> **WHAT IS EXPECTED**
Go through the entries below and copy each line containing the word "самостоятельное".

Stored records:
+--
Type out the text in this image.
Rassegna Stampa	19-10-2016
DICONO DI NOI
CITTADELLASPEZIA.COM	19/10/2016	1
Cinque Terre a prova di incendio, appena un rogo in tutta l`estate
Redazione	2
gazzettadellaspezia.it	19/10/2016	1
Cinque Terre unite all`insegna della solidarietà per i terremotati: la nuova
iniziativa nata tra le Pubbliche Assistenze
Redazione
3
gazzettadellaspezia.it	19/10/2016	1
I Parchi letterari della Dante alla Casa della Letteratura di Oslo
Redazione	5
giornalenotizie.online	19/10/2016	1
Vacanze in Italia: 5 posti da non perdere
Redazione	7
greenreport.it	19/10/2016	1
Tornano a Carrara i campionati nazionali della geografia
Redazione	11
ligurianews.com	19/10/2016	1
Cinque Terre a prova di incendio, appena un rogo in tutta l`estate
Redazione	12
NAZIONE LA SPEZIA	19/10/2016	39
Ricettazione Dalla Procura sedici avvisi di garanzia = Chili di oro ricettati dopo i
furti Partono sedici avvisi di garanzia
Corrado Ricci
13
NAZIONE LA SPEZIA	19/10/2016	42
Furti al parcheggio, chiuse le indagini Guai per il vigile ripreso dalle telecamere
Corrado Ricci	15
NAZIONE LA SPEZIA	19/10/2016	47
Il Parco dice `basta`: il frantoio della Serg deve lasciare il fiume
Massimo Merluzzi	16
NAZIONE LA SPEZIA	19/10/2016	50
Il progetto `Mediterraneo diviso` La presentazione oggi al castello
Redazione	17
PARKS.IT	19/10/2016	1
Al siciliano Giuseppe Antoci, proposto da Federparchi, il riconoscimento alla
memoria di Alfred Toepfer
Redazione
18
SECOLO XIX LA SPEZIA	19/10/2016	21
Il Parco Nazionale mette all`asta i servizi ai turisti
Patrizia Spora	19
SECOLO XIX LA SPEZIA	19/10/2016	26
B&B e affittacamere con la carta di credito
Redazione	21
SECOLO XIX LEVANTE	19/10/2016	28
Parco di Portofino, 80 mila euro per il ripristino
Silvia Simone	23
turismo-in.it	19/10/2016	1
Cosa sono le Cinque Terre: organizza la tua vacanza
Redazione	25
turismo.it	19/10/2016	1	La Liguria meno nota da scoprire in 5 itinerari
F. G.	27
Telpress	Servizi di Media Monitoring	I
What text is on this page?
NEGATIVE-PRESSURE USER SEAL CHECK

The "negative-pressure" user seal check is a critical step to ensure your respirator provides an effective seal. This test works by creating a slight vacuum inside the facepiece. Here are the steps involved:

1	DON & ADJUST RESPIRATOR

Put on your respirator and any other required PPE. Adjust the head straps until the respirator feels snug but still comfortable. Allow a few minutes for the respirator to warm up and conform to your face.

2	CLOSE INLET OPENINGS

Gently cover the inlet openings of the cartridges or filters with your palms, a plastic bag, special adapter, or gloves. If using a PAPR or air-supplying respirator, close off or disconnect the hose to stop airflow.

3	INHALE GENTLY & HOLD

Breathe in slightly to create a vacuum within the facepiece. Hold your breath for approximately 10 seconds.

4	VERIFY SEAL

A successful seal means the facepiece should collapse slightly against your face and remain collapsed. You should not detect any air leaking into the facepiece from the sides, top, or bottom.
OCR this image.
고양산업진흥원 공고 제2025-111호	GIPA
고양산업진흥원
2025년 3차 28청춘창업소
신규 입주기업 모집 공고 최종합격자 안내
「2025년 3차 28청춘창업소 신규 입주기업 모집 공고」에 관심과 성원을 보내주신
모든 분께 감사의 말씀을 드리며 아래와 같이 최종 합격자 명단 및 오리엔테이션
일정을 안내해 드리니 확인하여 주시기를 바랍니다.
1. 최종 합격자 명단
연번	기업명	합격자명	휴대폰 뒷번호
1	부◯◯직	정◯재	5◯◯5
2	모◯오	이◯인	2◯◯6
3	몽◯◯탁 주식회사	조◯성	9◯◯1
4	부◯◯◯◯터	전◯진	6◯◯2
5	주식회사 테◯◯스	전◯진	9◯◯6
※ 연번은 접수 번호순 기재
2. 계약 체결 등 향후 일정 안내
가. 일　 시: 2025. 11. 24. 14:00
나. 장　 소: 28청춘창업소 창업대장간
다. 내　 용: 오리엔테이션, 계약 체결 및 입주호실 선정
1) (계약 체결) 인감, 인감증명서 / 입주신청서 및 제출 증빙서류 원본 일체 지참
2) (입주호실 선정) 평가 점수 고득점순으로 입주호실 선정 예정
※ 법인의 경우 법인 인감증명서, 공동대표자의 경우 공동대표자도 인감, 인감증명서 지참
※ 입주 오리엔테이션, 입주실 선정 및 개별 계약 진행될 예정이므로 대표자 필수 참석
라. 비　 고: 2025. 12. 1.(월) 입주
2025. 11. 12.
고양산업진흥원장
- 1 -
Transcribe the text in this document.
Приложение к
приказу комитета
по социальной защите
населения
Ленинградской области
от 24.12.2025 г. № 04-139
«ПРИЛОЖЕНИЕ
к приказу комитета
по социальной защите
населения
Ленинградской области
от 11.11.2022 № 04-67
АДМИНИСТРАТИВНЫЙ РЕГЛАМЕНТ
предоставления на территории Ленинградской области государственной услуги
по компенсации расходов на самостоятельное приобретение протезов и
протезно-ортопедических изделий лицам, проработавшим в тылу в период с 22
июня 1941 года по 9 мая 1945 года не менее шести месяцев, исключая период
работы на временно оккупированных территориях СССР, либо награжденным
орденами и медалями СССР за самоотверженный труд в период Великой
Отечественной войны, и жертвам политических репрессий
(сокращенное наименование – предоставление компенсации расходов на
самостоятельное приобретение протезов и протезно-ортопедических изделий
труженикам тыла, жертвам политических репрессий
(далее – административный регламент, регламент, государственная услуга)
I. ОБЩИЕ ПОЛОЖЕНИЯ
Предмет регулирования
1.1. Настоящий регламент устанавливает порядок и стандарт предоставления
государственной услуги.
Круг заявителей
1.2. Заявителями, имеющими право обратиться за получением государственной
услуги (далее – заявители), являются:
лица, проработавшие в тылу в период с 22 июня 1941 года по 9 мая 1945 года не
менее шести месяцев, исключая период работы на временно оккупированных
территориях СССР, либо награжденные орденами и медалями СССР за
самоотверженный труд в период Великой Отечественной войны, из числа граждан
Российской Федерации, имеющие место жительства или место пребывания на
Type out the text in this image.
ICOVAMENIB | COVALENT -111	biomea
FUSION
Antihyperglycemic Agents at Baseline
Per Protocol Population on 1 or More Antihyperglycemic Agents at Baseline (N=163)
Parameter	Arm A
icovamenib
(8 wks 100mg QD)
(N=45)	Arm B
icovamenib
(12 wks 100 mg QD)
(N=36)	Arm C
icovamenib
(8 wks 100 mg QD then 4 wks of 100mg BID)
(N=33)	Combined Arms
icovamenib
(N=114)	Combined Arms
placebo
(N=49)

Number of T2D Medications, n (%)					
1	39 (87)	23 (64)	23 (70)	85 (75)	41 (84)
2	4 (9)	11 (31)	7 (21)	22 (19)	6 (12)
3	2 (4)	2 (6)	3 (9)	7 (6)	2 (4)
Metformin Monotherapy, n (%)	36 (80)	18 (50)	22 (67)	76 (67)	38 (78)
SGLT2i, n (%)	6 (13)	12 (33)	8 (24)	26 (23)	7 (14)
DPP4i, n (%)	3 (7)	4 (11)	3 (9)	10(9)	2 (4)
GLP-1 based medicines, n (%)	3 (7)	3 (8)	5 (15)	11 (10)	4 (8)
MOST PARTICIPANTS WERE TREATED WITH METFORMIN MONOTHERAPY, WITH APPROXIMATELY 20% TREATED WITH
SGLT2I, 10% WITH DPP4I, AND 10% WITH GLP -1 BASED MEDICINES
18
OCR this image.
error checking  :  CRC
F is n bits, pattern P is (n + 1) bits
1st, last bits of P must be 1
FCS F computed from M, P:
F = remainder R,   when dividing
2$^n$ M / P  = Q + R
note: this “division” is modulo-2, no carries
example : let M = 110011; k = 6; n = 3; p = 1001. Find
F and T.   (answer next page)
+--
> **WRITTEN SOLUTION**
по компенсации расходов на самостоятельное приобретение протезов и
самостоятельное приобретение протезов и протезно-ортопедических изделий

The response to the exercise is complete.